* Instruction *
Extract each line bearing the word "attesi".

* Exercise inputs *
● ● ●

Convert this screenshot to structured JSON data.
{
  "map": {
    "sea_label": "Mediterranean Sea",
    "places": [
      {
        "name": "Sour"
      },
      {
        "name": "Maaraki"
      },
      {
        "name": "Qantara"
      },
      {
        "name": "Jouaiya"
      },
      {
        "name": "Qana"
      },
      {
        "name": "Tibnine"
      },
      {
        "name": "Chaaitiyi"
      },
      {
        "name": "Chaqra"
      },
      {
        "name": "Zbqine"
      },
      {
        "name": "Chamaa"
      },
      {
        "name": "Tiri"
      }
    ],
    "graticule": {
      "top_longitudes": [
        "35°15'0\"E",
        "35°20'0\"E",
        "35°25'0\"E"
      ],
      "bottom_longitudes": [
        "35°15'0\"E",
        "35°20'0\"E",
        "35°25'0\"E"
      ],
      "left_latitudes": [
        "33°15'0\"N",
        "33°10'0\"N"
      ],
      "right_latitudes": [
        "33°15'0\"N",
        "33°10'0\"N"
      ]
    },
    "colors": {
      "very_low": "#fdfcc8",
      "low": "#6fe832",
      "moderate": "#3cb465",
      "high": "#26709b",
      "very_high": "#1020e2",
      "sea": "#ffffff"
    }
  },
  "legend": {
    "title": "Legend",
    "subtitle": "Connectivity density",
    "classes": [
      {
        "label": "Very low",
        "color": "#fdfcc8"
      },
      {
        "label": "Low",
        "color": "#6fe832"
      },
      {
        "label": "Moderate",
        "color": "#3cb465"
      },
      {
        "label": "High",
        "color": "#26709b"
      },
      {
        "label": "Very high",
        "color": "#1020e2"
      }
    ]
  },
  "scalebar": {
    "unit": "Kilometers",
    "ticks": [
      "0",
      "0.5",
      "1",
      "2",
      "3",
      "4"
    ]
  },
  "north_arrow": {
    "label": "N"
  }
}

● ● ●

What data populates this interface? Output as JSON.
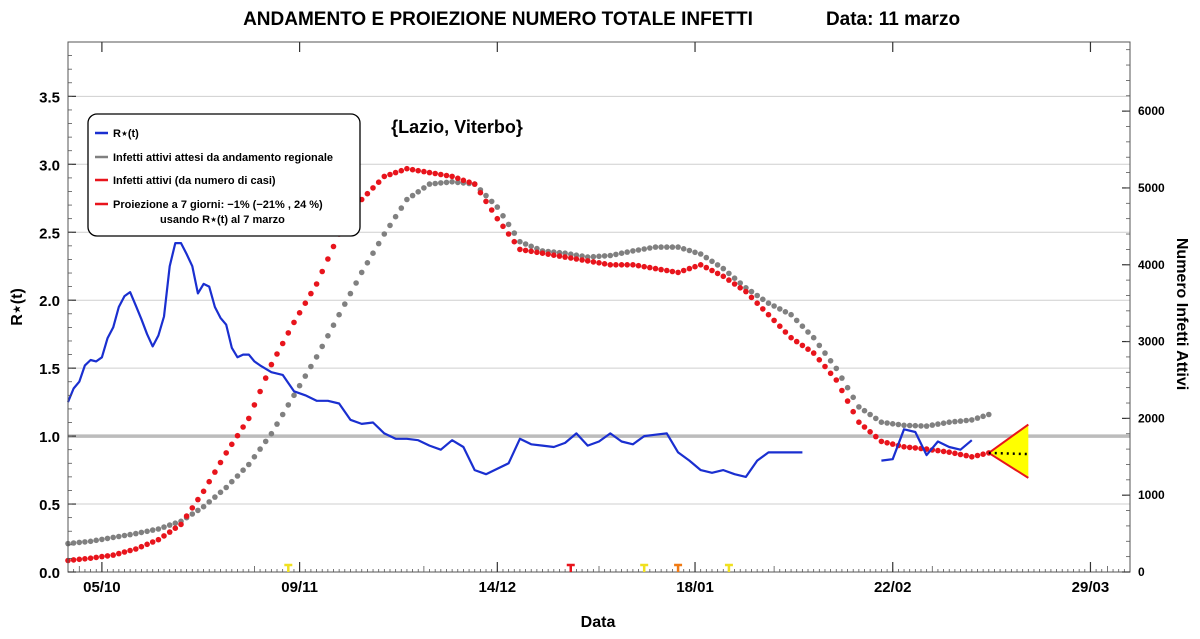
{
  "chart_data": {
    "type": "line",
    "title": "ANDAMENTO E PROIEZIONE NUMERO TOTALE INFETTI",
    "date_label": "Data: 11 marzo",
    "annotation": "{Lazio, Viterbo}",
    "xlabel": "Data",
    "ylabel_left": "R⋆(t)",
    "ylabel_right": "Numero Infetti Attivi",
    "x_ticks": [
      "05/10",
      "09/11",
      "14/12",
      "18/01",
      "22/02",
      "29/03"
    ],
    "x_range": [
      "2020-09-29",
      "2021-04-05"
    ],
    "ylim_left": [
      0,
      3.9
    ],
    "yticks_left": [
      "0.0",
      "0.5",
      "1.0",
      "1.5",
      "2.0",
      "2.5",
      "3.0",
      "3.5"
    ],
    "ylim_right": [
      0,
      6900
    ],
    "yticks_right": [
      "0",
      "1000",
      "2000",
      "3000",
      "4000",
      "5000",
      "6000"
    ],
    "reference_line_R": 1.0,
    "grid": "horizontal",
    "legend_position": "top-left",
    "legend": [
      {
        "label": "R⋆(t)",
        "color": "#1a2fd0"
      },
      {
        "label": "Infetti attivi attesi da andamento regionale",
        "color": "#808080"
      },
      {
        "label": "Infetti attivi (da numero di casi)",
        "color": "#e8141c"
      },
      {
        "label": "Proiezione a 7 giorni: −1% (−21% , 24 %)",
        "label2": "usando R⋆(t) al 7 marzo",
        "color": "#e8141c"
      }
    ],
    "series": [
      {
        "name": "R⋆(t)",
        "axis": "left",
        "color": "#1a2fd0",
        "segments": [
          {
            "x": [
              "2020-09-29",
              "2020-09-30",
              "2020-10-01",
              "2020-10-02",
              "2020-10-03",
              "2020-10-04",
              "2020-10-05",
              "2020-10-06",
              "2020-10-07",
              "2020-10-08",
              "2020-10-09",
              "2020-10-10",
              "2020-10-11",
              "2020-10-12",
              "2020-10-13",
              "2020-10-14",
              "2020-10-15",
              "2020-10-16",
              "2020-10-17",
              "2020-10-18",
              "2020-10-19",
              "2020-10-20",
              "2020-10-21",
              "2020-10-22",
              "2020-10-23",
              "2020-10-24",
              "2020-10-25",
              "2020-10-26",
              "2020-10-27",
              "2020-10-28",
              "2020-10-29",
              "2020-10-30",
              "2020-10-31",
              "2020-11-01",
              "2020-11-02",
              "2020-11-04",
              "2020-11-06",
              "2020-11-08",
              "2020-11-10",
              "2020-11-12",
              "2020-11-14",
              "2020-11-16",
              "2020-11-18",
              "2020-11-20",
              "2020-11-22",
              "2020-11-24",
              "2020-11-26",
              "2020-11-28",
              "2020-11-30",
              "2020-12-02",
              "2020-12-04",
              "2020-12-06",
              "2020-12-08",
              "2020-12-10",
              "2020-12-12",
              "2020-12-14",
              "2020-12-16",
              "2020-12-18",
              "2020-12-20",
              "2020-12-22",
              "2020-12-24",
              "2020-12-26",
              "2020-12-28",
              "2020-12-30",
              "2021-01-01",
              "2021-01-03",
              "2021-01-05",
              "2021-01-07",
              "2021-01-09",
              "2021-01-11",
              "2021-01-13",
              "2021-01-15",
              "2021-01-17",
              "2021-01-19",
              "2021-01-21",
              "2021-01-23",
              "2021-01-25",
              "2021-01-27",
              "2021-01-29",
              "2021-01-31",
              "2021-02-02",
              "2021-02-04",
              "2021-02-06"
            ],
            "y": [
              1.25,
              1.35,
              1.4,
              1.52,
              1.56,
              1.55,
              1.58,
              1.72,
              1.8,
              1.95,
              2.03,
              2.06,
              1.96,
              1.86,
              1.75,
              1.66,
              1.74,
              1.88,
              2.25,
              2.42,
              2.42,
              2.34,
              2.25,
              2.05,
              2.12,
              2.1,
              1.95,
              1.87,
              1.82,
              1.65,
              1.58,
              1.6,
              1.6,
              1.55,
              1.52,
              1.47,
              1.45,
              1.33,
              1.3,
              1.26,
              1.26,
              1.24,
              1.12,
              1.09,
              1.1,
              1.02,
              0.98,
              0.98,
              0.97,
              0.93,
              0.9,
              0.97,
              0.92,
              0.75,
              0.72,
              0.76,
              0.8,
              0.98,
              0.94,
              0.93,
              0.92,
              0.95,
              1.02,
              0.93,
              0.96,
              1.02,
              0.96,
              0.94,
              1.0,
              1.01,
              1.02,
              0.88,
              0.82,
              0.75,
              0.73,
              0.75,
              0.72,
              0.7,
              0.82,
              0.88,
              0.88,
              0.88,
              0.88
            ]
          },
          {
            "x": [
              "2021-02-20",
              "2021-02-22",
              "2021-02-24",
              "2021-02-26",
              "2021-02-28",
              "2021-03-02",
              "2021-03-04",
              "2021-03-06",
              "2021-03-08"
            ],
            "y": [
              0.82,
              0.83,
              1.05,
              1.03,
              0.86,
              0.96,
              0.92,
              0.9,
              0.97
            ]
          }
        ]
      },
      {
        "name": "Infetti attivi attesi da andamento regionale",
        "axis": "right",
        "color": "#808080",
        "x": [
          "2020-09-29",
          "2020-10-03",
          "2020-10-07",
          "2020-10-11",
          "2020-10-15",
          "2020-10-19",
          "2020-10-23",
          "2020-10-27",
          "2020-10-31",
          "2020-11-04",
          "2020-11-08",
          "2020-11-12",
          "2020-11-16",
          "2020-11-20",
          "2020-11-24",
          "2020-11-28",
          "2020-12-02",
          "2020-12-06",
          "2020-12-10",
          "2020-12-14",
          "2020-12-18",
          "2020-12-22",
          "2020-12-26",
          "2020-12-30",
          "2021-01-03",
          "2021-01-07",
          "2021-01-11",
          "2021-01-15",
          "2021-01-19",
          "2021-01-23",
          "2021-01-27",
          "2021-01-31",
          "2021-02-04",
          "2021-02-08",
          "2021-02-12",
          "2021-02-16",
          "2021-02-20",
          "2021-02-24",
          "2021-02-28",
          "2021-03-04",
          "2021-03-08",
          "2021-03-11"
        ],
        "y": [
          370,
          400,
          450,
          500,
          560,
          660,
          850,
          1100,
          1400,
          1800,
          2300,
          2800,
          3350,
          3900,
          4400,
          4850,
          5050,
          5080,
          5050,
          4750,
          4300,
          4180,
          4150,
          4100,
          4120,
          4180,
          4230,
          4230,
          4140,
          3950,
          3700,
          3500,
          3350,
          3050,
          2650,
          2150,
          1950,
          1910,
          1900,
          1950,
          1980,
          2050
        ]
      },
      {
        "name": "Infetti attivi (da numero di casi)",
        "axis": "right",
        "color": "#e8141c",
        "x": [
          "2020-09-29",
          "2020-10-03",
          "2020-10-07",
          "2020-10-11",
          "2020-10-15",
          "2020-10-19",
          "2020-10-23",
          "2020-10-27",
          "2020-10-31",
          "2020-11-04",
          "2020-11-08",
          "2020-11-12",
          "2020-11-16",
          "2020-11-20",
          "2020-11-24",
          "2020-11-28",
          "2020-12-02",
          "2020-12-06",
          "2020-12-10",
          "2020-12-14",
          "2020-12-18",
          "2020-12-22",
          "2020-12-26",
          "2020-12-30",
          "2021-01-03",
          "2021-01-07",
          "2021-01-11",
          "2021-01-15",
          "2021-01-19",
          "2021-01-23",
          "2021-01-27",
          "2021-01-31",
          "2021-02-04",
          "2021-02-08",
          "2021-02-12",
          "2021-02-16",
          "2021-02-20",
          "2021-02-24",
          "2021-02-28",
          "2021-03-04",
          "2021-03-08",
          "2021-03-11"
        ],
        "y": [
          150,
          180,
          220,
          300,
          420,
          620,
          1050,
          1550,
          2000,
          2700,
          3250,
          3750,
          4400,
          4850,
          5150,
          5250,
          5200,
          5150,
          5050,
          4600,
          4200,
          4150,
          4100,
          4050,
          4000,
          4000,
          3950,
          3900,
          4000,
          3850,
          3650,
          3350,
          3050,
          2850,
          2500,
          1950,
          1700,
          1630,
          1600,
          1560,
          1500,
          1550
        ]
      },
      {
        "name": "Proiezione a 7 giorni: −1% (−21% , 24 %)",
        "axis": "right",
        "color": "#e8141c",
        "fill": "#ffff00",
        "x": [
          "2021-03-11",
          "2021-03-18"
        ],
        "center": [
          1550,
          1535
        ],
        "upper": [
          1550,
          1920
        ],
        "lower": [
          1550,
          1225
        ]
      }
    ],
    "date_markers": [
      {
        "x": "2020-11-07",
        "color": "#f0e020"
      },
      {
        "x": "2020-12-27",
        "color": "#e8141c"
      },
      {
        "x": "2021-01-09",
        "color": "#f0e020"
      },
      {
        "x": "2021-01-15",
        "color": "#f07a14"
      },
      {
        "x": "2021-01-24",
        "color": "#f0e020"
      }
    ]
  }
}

● ● ●

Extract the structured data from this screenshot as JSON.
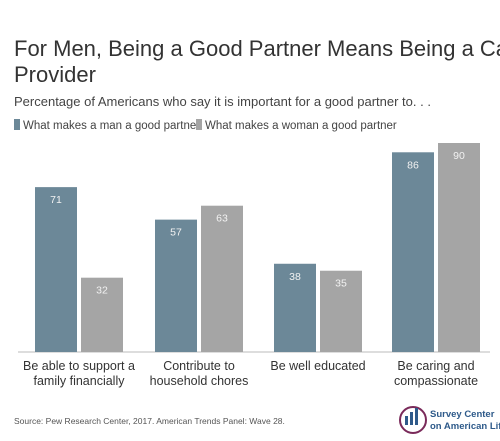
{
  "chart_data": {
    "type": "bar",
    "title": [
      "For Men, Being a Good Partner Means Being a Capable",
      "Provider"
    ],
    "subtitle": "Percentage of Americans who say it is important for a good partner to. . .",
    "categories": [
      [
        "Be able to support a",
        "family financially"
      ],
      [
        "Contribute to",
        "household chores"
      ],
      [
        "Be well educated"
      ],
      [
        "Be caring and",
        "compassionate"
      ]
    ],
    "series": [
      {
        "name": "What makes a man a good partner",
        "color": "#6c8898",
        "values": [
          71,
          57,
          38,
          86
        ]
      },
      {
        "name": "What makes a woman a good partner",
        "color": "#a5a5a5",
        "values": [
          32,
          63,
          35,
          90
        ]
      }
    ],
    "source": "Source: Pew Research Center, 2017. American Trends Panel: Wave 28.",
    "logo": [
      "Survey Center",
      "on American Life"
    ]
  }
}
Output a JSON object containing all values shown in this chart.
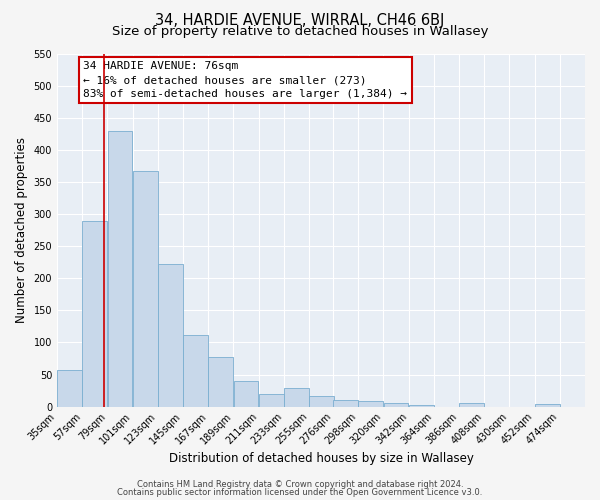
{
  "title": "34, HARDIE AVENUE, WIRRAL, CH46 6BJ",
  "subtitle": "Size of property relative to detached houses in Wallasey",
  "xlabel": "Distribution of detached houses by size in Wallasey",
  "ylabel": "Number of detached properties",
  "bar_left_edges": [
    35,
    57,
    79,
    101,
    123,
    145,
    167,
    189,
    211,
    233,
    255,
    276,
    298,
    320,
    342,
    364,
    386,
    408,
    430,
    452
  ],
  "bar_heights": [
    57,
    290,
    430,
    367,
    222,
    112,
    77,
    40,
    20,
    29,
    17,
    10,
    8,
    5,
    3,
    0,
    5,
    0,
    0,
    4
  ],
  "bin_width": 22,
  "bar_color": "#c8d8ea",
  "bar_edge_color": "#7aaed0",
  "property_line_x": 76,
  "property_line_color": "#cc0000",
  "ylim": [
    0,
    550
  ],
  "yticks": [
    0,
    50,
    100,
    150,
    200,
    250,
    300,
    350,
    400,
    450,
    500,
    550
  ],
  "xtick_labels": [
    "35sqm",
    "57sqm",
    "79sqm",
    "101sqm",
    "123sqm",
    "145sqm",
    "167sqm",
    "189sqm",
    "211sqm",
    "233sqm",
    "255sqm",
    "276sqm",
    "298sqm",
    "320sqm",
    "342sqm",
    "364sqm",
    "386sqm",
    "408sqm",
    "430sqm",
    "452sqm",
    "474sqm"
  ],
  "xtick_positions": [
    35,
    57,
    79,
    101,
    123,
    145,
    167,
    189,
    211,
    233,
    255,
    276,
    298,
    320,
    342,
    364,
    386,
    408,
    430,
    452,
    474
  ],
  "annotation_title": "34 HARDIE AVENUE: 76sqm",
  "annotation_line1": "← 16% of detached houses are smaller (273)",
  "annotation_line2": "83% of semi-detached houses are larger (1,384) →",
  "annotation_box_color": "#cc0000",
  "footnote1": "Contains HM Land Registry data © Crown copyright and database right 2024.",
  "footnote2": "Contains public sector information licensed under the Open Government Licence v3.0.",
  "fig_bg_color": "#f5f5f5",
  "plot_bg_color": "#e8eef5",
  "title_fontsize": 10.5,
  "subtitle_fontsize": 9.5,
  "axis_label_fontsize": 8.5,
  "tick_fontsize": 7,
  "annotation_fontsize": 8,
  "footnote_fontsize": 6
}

● ● ●

* In response *
        "label": "Infetti attivi attesi da andamento regionale",
        "name": "Infetti attivi attesi da andamento regionale",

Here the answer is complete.